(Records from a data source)
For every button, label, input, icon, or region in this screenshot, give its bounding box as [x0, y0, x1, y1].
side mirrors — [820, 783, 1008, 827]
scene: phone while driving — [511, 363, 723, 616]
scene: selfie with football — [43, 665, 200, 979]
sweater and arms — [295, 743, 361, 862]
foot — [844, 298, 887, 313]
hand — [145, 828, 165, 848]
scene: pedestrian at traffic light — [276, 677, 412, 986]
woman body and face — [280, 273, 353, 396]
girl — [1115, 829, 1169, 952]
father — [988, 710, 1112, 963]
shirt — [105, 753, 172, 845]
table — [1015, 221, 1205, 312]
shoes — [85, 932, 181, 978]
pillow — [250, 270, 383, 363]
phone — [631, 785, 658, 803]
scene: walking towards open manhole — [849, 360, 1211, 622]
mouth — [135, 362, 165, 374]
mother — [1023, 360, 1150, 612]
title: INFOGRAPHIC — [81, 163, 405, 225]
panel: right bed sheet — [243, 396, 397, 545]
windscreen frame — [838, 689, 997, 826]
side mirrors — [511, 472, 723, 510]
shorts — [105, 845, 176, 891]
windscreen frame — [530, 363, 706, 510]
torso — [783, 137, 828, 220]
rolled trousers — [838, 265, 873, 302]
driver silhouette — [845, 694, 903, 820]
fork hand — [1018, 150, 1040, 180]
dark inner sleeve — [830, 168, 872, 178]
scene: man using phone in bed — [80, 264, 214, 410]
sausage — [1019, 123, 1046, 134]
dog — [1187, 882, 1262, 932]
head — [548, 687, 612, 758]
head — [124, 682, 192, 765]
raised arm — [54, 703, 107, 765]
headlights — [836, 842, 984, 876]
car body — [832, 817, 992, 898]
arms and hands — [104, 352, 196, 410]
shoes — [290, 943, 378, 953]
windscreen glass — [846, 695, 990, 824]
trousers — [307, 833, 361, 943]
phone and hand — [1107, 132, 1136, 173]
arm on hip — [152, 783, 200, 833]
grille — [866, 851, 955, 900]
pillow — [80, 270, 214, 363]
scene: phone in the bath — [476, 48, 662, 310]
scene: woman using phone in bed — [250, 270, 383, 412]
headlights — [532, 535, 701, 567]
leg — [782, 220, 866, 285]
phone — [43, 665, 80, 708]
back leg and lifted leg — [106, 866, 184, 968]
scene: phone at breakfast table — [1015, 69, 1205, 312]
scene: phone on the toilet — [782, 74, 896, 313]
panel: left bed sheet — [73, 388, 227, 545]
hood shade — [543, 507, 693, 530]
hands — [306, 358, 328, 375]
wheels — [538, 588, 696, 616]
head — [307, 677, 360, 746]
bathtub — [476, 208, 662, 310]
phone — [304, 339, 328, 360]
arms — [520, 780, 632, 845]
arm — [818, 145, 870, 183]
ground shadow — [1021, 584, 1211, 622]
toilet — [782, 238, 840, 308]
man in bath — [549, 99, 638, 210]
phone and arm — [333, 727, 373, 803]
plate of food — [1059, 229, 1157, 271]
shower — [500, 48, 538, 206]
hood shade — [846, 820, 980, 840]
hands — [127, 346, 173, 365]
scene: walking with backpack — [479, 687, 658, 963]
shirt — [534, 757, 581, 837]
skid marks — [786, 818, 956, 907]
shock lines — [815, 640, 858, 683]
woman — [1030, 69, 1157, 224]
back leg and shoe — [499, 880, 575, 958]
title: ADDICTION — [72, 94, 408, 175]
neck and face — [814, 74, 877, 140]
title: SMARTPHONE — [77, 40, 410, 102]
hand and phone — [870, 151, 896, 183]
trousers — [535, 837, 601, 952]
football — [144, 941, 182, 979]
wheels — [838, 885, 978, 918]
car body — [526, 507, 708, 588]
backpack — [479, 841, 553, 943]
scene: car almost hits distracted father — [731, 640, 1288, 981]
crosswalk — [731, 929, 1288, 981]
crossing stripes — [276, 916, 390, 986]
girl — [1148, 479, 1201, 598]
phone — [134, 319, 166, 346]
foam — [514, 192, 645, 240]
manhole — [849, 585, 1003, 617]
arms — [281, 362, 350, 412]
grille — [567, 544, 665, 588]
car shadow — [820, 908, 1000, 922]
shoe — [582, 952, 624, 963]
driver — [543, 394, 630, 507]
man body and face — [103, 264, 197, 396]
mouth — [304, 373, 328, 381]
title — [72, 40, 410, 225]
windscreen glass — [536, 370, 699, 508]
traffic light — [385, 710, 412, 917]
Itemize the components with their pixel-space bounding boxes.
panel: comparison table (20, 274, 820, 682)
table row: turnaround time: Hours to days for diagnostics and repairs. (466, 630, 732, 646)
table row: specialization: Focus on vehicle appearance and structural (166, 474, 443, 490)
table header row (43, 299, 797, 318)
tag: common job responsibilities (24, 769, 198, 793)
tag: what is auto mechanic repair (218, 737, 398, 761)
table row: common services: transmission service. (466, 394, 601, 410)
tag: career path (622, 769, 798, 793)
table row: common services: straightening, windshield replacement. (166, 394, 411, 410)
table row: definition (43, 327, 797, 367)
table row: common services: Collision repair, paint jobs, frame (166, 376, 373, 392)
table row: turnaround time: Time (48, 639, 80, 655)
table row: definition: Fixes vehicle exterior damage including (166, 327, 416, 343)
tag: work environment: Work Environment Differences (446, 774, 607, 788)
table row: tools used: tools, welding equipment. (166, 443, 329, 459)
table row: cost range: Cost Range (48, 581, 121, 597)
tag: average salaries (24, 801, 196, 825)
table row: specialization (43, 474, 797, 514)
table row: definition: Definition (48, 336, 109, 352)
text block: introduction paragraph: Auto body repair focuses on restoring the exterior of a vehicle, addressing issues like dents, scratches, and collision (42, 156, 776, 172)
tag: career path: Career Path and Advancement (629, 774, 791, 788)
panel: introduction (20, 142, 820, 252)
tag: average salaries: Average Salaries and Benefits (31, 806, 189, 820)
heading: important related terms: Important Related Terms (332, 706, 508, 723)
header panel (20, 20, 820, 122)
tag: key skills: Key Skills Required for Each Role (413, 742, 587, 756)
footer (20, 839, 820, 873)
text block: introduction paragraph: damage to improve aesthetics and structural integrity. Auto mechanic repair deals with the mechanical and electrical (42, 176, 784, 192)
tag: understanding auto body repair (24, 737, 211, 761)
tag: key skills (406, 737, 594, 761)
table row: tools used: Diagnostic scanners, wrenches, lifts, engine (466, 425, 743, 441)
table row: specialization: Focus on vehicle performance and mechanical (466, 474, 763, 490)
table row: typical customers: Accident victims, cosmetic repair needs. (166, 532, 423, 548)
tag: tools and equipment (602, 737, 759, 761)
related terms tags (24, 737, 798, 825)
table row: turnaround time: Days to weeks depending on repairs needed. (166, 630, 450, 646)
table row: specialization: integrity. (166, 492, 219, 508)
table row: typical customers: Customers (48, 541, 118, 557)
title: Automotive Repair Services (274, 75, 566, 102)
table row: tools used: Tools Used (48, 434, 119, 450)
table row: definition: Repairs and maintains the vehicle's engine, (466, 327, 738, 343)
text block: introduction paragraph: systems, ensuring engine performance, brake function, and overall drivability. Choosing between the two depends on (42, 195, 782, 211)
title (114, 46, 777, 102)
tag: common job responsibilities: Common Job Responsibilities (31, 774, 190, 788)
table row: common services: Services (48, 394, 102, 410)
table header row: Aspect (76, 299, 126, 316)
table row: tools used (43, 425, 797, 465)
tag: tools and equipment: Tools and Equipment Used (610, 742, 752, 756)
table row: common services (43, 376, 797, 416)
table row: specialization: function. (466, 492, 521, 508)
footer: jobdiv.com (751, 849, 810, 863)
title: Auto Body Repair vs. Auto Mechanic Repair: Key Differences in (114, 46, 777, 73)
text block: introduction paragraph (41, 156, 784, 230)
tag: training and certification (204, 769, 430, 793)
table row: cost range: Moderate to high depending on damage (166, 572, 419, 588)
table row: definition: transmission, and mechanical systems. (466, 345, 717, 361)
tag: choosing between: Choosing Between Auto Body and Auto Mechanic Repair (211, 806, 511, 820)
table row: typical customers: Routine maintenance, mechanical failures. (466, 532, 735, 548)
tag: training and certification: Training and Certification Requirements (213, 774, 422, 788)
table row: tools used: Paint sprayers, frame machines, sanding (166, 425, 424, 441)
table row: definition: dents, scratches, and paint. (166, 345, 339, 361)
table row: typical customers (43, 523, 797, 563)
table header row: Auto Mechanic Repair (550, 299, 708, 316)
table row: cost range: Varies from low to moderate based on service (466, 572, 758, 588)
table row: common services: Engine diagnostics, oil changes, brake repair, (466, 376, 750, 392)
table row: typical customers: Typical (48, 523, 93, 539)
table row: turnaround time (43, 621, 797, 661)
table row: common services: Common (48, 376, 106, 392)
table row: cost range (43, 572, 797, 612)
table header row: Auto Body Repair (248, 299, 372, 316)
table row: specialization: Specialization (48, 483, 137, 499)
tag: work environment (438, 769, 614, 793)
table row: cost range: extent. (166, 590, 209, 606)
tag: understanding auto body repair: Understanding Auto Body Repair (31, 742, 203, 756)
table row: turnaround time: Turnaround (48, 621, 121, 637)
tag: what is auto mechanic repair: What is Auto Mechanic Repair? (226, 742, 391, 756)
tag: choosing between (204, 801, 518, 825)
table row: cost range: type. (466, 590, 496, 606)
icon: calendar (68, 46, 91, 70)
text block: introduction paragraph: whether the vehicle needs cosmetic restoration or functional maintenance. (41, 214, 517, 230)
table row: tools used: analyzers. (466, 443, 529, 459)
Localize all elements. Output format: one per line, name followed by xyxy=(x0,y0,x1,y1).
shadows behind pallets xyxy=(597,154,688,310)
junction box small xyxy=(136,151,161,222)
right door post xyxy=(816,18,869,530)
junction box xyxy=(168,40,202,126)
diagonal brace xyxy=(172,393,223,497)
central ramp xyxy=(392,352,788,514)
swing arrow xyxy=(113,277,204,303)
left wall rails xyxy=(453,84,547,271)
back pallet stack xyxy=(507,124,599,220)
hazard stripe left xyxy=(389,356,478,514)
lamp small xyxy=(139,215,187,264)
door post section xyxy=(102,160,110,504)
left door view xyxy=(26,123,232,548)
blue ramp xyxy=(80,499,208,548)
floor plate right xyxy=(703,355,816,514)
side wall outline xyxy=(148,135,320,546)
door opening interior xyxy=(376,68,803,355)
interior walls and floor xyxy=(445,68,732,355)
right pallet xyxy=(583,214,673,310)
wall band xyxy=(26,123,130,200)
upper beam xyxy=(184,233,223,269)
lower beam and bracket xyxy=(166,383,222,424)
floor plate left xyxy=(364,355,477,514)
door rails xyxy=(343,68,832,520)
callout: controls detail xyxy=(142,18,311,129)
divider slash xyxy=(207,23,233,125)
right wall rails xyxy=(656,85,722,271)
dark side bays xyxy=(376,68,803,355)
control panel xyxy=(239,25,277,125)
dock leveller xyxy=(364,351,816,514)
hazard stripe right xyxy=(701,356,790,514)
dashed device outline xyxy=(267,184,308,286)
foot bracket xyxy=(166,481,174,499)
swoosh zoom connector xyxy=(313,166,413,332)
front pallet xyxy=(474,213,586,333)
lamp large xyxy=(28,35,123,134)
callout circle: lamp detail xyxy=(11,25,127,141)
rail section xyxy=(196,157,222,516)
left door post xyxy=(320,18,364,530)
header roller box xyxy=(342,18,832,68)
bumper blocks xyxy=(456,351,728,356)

▶ **Task objective**
Copy out the rows word for word in the stretch from the start of the records through the line containing "father — [988, 710, 1112, 963]", including both ends.

▶ **Solution for this task**
For every button, label, input, icon, or region in this screenshot, give its bounding box as [x0, y0, x1, y1].
side mirrors — [820, 783, 1008, 827]
scene: phone while driving — [511, 363, 723, 616]
scene: selfie with football — [43, 665, 200, 979]
sweater and arms — [295, 743, 361, 862]
foot — [844, 298, 887, 313]
hand — [145, 828, 165, 848]
scene: pedestrian at traffic light — [276, 677, 412, 986]
woman body and face — [280, 273, 353, 396]
girl — [1115, 829, 1169, 952]
father — [988, 710, 1112, 963]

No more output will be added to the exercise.